Report the number of lines that hold the string "Brasil". Leave out any other text.

══════════

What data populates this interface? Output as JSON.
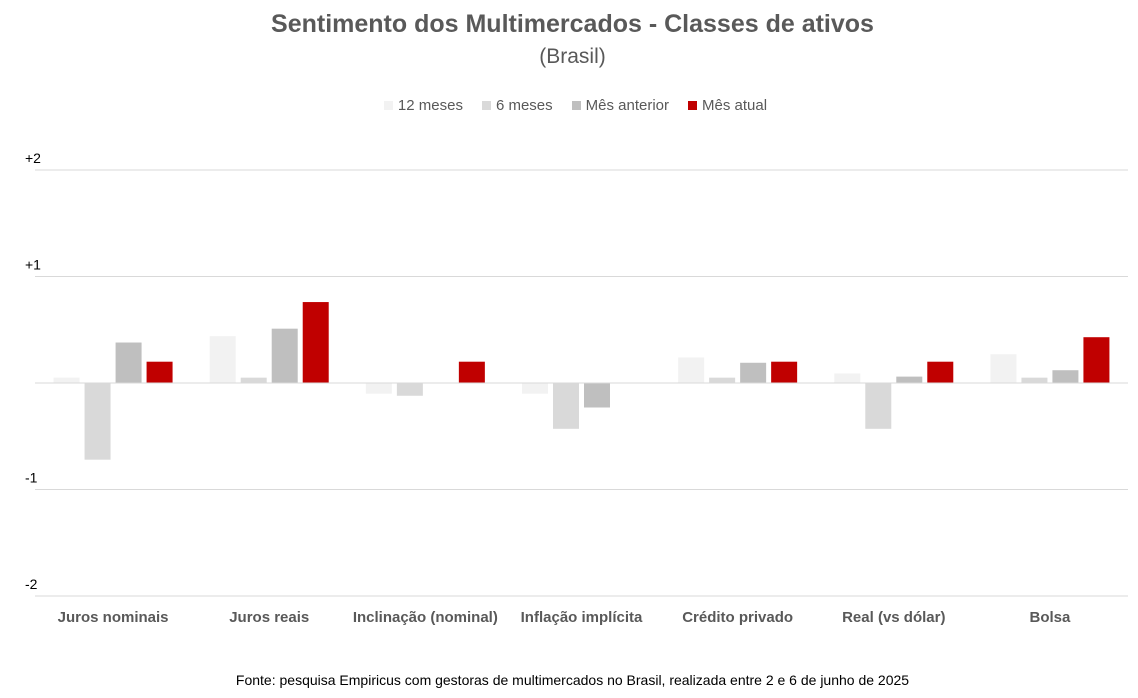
{
  "chart_data": {
    "type": "bar",
    "title": "Sentimento dos Multimercados - Classes de ativos",
    "subtitle": "(Brasil)",
    "categories": [
      "Juros nominais",
      "Juros reais",
      "Inclinação (nominal)",
      "Inflação implícita",
      "Crédito privado",
      "Real (vs dólar)",
      "Bolsa"
    ],
    "series": [
      {
        "name": "12 meses",
        "color": "#f2f2f2",
        "values": [
          0.05,
          0.44,
          -0.1,
          -0.1,
          0.24,
          0.09,
          0.27
        ]
      },
      {
        "name": "6 meses",
        "color": "#d9d9d9",
        "values": [
          -0.72,
          0.05,
          -0.12,
          -0.43,
          0.05,
          -0.43,
          0.05
        ]
      },
      {
        "name": "Mês anterior",
        "color": "#bfbfbf",
        "values": [
          0.38,
          0.51,
          0.0,
          -0.23,
          0.19,
          0.06,
          0.12
        ]
      },
      {
        "name": "Mês atual",
        "color": "#c00000",
        "values": [
          0.2,
          0.76,
          0.2,
          0.0,
          0.2,
          0.2,
          0.43
        ]
      }
    ],
    "ylim": [
      -2,
      2
    ],
    "yticks": [
      2,
      1,
      -1,
      -2
    ],
    "ytick_labels": [
      "+2",
      "+1",
      "-1",
      "-2"
    ],
    "grid": true,
    "legend_position": "top"
  },
  "source": "Fonte: pesquisa Empiricus com gestoras de multimercados no Brasil, realizada entre 2 e 6 de junho de 2025"
}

══════════

RESPONSE TO THIS EXERCISE:
2